* **Exercise prompt**:
Which lines have the string "설치물이"? Copy all of them from the entries below.

═════ Data records

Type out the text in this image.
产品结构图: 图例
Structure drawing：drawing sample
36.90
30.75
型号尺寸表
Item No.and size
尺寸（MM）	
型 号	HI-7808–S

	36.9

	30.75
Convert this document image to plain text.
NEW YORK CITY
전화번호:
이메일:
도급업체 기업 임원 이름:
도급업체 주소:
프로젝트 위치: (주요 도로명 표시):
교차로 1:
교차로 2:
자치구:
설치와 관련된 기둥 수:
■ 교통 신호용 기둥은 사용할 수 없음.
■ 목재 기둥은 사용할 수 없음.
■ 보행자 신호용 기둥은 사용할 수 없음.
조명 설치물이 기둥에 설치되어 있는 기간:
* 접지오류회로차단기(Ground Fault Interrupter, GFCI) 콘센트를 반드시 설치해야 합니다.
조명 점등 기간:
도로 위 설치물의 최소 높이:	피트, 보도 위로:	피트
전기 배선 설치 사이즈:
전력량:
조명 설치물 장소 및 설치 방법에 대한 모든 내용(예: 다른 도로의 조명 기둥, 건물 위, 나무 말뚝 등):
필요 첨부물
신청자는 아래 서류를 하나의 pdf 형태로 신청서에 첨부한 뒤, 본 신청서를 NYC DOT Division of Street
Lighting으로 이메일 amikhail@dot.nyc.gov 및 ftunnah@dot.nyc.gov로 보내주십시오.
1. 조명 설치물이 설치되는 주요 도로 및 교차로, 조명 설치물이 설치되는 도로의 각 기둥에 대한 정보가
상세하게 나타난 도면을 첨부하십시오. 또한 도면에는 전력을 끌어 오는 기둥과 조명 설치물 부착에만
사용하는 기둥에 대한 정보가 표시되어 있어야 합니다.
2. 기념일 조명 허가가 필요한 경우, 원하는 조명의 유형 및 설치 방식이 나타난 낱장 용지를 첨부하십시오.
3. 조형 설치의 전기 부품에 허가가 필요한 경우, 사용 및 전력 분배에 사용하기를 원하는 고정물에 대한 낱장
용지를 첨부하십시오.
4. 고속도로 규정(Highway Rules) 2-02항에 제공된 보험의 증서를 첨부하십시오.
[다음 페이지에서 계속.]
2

══════════

* **Answer in full**:
조명 설치물이 기둥에 설치되어 있는 기간:
1. 조명 설치물이 설치되는 주요 도로 및 교차로, 조명 설치물이 설치되는 도로의 각 기둥에 대한 정보가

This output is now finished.